-- Extrait du document --
▼▼▼
Listen to the article

0:00
0:00

A la table des négociations, à quel jeu se livre le Kremlin ? La Russie cherche-t-elle vraiment à conclure un accord de paix ? Notre journaliste Benjamin Quénelle, spécialiste de la Russie, a répondu aux questions des lecteurs du Monde.fr lors d’un tchat, jeudi 11 décembre.

Curieux : Le texte voté par les députés US sur la stratégie de défense est-il contraignant pour Trump, ou ce dernier peut-il esquiver en prétextant un problème de sécurité nationale pour légiférer par décret ?

La Stratégie de sécurité nationale (NSS) est un document périodiquement préparé par le pouvoir exécutif des Etats-Unis. Le NSS date de la présidence de Ronald Reagan et a pour objectif de communiquer auprès de la branche législative les priorités et les enjeux de sécurité nationale et la manière dont l’administration prévoit de les traiter.

La base juridique de ce document est définie dans le Goldwater-Nichols Act de 1986. Le document est volontairement général dans son contenu, et sa mise en œuvre repose sur des orientations plus détaillées fournies dans des documents d’appui tels que la Stratégie militaire nationale mise au point par le chef d’état-major des armées et la National Defense Strategy, élaborée par le département de la défense.

Elisa : La Russie pourra-t-elle « tenir » économiquement et humainement si la guerre se prolonge encore plusieurs mois ou plusieurs années ? Et si c’est le cas, joue-t-elle la montre contre l’Ukraine ?

L’économie russe a prouvé sa résilience depuis près de quatre ans, mais, aujourd’hui, elle montre clairement des signes d’essoufflement. Après la surchauffe de l’an passé avec une économie de guerre tournant à plein régime, la Russie commence à virer à la récession. En juin, lors du forum de Saint-Pétersbourg, le ministre du développement économique, Maxim Rechetnikov, a prévenu : « La Russie est au bord de la récession. » Dès le lendemain, Vladimir Poutine l’a repris : « en aucun cas » la Russie ne doit entrer en récession.
▲▲▲
-- Matériaux sources --
▼▼▼
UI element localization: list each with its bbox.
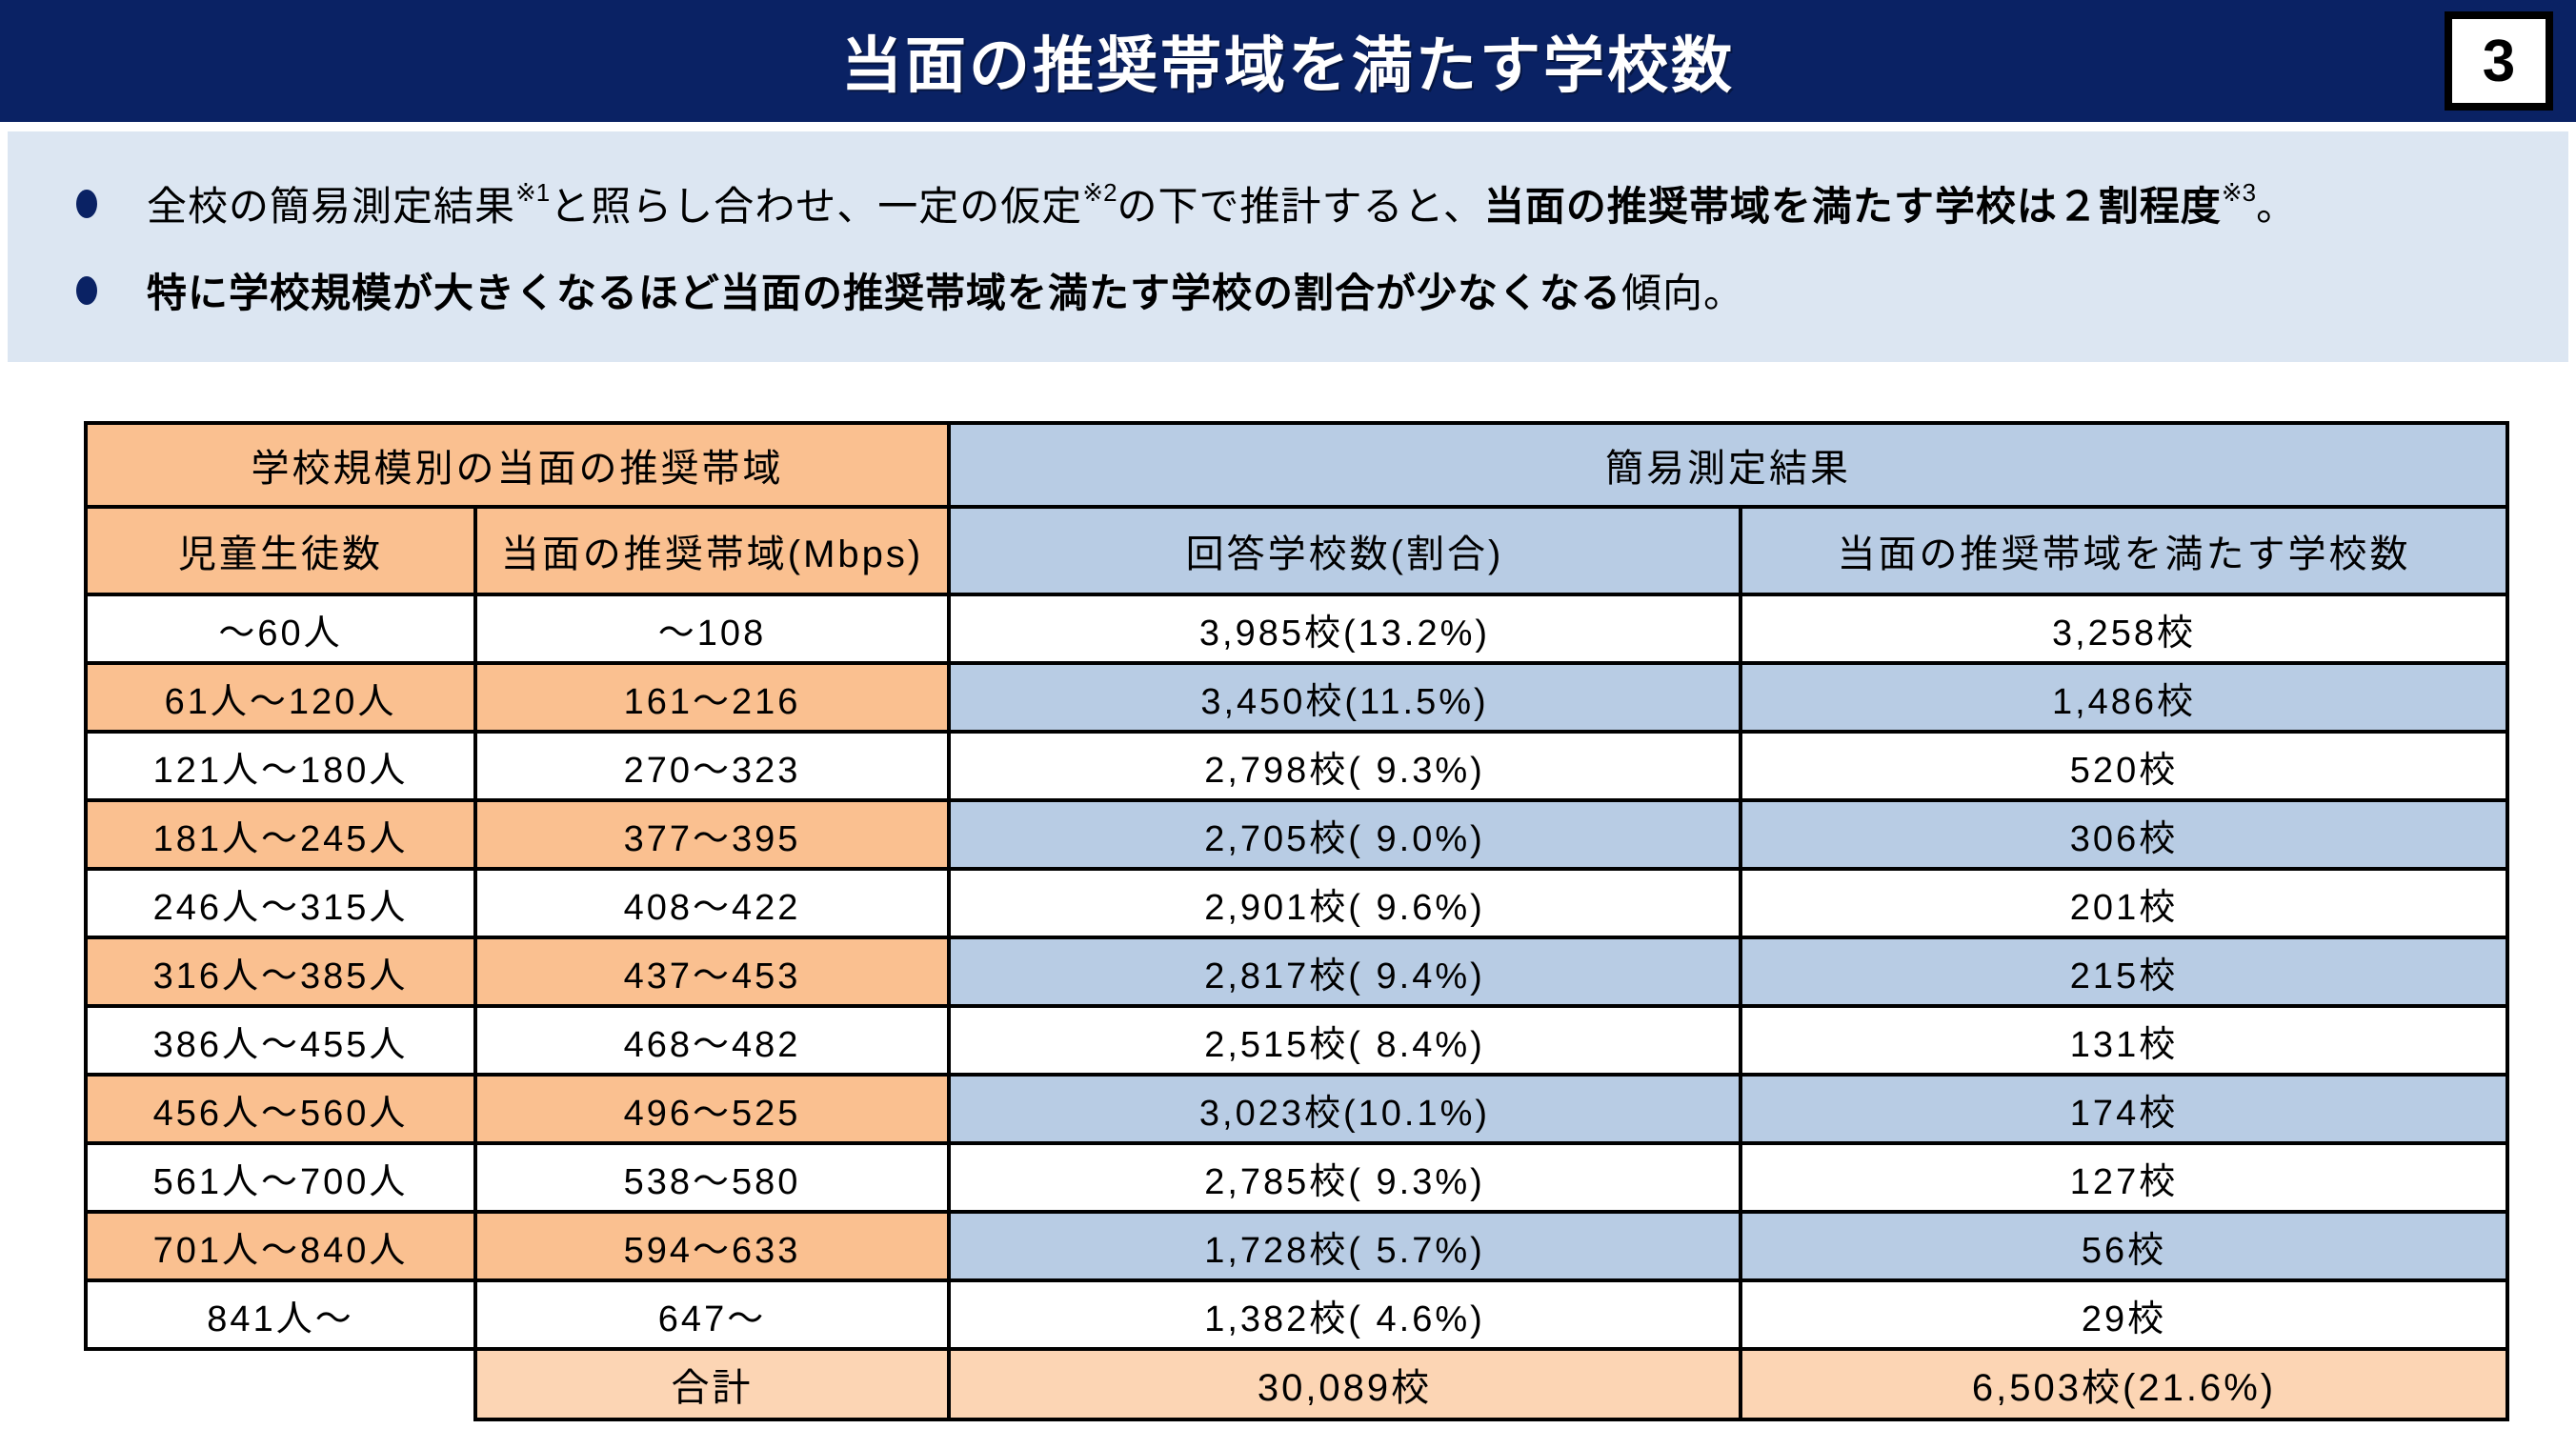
▲▲▲
-- Défis --
A) Résumez l'article sur la Russie en deux phrases.
B) Reproduisez un passage de l'article sur la Russie : commencez aux mots « Listen to the » et arrêtez-vous après « légiférer par décret ? ».
C) Poursuivez l'article sur la Russie après sa dernière phrase.

-- Réponses par consigne --
A) Lors d'un tchat le jeudi 11 décembre, Benjamin Quénelle, journaliste spécialiste de la Russie, a répondu aux questions des lecteurs du Monde.fr sur le jeu du Kremlin à la table des négociations. Il y explique que la Stratégie de sécurité nationale américaine est un document volontairement général, préparé par l'exécutif depuis la présidence de Ronald Reagan, et que l'économie russe, résiliente depuis près de quatre ans, montre désormais des signes d'essoufflement et commence à virer à la récession.

B)
Listen to the article

0:00
0:00

A la table des négociations, à quel jeu se livre le Kremlin ? La Russie cherche-t-elle vraiment à conclure un accord de paix ? Notre journaliste Benjamin Quénelle, spécialiste de la Russie, a répondu aux questions des lecteurs du Monde.fr lors d’un tchat, jeudi 11 décembre.

Curieux : Le texte voté par les députés US sur la stratégie de défense est-il contraignant pour Trump, ou ce dernier peut-il esquiver en prétextant un problème de sécurité nationale pour légiférer par décret ?

C)
Cette séquence révèle bien des choses : l’économie va nettement moins bien, mais le Kremlin veut passer outre.

Charly : Un arrêt des combats pour 2026 vous semble-t-il possible ?

Depuis près d’un an, Donald Trump promet la fin des combats. Mais la guerre n’en finit pas de durer. Et elle n’est pas près de cesser. Vladimir Poutine utilise, en effet, ces vraies-fausses négociations avec le président des Etats-Unis comme un moyen de poursuivre les opérations militaires. Pour le chef du Kremlin, la diplomatie n’est que la continuation de la guerre par d’autres moyens. Ses exigences restent maximalistes : obliger l’Ukraine à céder des territoires que la Russie n’a pas conquis, obtenir un changement de pouvoir à Kiev.

Etienne Renault : En est-on vraiment encore à se demander si Poutine veut une paix véritable avec l’Ukraine ?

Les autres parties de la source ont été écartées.